Short problem:
Show every line containing "JSON" by copying it.

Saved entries
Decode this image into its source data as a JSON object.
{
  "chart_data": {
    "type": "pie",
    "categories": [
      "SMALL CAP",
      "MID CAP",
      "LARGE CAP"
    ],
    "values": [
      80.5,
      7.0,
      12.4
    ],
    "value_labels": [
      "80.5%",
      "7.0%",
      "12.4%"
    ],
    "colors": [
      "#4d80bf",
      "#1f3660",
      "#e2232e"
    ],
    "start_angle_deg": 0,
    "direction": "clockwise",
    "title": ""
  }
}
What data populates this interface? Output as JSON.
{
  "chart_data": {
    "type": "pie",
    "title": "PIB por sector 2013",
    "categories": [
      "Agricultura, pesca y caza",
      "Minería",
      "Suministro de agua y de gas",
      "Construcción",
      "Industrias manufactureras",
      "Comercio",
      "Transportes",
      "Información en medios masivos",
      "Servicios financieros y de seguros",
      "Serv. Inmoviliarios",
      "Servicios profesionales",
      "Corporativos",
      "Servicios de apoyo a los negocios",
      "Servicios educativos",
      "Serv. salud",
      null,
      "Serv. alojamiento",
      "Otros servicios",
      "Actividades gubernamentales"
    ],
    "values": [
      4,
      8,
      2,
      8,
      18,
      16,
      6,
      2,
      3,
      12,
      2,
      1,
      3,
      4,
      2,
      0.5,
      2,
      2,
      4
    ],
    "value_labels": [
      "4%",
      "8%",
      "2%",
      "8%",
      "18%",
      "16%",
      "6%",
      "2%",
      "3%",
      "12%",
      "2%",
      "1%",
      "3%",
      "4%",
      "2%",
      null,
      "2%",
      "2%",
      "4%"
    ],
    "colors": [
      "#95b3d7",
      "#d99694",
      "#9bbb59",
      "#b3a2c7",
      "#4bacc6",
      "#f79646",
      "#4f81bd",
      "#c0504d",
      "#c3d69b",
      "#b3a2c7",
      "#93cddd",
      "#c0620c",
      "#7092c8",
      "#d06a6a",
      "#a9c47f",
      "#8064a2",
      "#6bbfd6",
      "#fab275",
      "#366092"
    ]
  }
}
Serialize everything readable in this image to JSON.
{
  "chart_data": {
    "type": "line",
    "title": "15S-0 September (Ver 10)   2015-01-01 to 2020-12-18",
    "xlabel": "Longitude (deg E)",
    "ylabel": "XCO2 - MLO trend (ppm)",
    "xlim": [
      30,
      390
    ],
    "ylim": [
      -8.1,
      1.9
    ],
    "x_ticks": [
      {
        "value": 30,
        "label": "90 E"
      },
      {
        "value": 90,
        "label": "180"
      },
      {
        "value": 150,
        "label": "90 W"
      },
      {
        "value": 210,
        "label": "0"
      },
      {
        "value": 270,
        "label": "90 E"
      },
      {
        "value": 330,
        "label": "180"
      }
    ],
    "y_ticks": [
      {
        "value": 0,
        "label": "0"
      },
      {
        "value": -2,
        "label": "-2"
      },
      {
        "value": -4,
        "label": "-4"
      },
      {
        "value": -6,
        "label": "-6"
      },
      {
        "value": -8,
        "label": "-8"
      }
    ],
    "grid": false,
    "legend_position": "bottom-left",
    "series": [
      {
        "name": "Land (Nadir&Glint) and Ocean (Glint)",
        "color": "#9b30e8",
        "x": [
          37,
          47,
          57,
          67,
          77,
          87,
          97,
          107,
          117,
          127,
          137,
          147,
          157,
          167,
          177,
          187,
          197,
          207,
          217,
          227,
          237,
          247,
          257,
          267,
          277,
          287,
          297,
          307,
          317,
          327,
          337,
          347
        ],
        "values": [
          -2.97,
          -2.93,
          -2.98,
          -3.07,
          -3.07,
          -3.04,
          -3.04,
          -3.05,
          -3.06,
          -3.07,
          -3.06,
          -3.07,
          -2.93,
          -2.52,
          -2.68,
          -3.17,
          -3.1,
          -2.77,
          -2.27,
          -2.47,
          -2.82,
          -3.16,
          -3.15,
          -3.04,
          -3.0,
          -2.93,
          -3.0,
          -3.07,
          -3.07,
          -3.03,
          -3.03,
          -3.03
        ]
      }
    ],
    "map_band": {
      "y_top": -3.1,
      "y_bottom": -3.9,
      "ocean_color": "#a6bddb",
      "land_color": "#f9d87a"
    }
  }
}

Answer to the task:
Decode this image into its source data as a JSON object.
What data populates this interface? Output as JSON.
Serialize everything readable in this image to JSON.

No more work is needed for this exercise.